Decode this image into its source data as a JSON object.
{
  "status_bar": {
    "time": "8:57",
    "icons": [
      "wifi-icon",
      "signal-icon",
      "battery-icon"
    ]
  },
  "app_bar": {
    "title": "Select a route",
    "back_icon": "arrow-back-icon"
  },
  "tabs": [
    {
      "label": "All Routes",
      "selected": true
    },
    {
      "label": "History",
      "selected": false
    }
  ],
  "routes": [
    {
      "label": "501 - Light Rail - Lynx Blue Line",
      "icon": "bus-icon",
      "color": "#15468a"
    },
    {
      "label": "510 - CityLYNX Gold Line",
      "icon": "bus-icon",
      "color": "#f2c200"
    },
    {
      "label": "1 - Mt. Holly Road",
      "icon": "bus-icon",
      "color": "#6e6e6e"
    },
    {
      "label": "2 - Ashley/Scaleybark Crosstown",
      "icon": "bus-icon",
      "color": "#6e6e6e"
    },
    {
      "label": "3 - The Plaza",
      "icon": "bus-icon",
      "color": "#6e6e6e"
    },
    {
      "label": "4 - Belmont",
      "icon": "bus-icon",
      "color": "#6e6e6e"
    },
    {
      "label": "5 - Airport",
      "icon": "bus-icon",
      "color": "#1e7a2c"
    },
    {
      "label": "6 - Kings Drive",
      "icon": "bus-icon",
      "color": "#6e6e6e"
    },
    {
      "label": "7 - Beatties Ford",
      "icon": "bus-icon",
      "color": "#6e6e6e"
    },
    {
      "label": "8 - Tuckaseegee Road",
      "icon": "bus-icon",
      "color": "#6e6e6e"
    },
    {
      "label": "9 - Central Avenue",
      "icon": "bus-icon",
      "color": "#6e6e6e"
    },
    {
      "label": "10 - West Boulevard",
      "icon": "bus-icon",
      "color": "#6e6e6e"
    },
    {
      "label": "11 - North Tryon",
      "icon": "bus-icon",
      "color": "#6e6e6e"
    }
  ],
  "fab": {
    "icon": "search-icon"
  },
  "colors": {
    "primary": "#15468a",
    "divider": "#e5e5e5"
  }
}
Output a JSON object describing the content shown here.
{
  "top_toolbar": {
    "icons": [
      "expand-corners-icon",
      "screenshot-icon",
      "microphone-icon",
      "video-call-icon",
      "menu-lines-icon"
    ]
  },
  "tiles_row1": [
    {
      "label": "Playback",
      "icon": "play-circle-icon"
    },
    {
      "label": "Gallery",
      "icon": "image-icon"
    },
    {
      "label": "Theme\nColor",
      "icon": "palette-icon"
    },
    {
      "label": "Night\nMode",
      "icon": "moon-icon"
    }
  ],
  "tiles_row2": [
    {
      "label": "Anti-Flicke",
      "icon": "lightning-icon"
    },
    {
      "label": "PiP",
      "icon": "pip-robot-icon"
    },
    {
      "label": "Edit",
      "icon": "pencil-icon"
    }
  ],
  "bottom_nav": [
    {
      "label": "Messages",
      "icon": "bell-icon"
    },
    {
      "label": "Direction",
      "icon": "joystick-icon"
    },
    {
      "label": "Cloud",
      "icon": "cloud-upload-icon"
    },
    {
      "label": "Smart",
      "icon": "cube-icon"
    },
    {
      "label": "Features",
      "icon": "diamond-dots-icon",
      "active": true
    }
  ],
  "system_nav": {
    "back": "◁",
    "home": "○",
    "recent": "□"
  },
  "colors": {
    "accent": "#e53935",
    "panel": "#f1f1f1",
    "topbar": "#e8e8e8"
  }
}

* **Given problem**
For the string "JSON", count the lines of the entries above that include it; answer with the number only.

* **Result of this exercise**
2